# Stated task:
Copy out all of the data exactly as it appears.

[Entries with figure data]
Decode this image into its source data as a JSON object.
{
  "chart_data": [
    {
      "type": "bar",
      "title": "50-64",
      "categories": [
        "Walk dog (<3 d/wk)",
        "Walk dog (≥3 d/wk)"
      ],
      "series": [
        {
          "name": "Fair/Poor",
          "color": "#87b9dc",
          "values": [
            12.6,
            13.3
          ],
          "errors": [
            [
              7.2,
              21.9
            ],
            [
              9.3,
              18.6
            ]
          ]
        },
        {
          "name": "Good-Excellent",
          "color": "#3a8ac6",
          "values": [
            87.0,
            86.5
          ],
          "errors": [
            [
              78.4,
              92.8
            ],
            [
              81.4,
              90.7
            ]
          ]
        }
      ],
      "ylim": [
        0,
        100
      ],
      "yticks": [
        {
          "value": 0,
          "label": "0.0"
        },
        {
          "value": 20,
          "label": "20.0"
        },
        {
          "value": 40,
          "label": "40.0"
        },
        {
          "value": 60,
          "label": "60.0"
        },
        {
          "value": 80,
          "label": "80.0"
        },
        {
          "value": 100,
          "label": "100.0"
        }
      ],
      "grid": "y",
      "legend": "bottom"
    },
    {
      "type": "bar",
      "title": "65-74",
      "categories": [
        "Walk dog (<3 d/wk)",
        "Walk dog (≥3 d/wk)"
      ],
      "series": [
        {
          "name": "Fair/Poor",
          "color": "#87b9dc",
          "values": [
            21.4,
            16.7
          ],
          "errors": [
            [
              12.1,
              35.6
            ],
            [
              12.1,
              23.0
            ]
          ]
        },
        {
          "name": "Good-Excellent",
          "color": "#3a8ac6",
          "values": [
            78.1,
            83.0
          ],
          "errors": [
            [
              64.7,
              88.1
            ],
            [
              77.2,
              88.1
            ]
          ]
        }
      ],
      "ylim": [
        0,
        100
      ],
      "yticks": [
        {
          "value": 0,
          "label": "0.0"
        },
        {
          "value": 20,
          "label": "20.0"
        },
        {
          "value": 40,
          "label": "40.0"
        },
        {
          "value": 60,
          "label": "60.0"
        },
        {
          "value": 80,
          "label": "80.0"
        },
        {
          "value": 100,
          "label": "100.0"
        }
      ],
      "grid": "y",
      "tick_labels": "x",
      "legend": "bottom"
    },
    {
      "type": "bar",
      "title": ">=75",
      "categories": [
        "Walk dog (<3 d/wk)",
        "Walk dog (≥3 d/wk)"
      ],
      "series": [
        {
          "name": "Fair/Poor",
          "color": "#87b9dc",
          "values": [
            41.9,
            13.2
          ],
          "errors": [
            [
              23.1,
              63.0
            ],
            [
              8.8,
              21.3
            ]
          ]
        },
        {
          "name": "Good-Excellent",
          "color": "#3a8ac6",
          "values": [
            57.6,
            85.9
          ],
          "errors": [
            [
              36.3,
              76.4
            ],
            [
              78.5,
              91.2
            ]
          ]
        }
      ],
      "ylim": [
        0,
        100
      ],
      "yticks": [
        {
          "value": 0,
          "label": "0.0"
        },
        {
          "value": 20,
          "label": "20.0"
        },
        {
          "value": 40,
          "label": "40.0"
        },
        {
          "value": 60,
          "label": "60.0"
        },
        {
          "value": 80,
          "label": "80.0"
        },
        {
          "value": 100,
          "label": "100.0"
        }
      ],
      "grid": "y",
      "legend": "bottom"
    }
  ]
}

# Finished task:
Decode this image into its source data as a JSON object.
{
  "chart_data": [
    {
      "type": "bar",
      "title": "50-64",
      "categories": [
        "Walk dog (<3 d/wk)",
        "Walk dog (≥3 d/wk)"
      ],
      "series": [
        {
          "name": "Fair/Poor",
          "color": "#87b9dc",
          "values": [
            12.6,
            13.3
          ],
          "errors": [
            [
              7.2,
              21.9
            ],
            [
              9.3,
              18.6
            ]
          ]
        },
        {
          "name": "Good-Excellent",
          "color": "#3a8ac6",
          "values": [
            87.0,
            86.5
          ],
          "errors": [
            [
              78.4,
              92.8
            ],
            [
              81.4,
              90.7
            ]
          ]
        }
      ],
      "ylim": [
        0,
        100
      ],
      "yticks": [
        {
          "value": 0,
          "label": "0.0"
        },
        {
          "value": 20,
          "label": "20.0"
        },
        {
          "value": 40,
          "label": "40.0"
        },
        {
          "value": 60,
          "label": "60.0"
        },
        {
          "value": 80,
          "label": "80.0"
        },
        {
          "value": 100,
          "label": "100.0"
        }
      ],
      "grid": "y",
      "legend": "bottom"
    },
    {
      "type": "bar",
      "title": "65-74",
      "categories": [
        "Walk dog (<3 d/wk)",
        "Walk dog (≥3 d/wk)"
      ],
      "series": [
        {
          "name": "Fair/Poor",
          "color": "#87b9dc",
          "values": [
            21.4,
            16.7
          ],
          "errors": [
            [
              12.1,
              35.6
            ],
            [
              12.1,
              23.0
            ]
          ]
        },
        {
          "name": "Good-Excellent",
          "color": "#3a8ac6",
          "values": [
            78.1,
            83.0
          ],
          "errors": [
            [
              64.7,
              88.1
            ],
            [
              77.2,
              88.1
            ]
          ]
        }
      ],
      "ylim": [
        0,
        100
      ],
      "yticks": [
        {
          "value": 0,
          "label": "0.0"
        },
        {
          "value": 20,
          "label": "20.0"
        },
        {
          "value": 40,
          "label": "40.0"
        },
        {
          "value": 60,
          "label": "60.0"
        },
        {
          "value": 80,
          "label": "80.0"
        },
        {
          "value": 100,
          "label": "100.0"
        }
      ],
      "grid": "y",
      "tick_labels": "x",
      "legend": "bottom"
    },
    {
      "type": "bar",
      "title": ">=75",
      "categories": [
        "Walk dog (<3 d/wk)",
        "Walk dog (≥3 d/wk)"
      ],
      "series": [
        {
          "name": "Fair/Poor",
          "color": "#87b9dc",
          "values": [
            41.9,
            13.2
          ],
          "errors": [
            [
              23.1,
              63.0
            ],
            [
              8.8,
              21.3
            ]
          ]
        },
        {
          "name": "Good-Excellent",
          "color": "#3a8ac6",
          "values": [
            57.6,
            85.9
          ],
          "errors": [
            [
              36.3,
              76.4
            ],
            [
              78.5,
              91.2
            ]
          ]
        }
      ],
      "ylim": [
        0,
        100
      ],
      "yticks": [
        {
          "value": 0,
          "label": "0.0"
        },
        {
          "value": 20,
          "label": "20.0"
        },
        {
          "value": 40,
          "label": "40.0"
        },
        {
          "value": 60,
          "label": "60.0"
        },
        {
          "value": 80,
          "label": "80.0"
        },
        {
          "value": 100,
          "label": "100.0"
        }
      ],
      "grid": "y",
      "legend": "bottom"
    }
  ]
}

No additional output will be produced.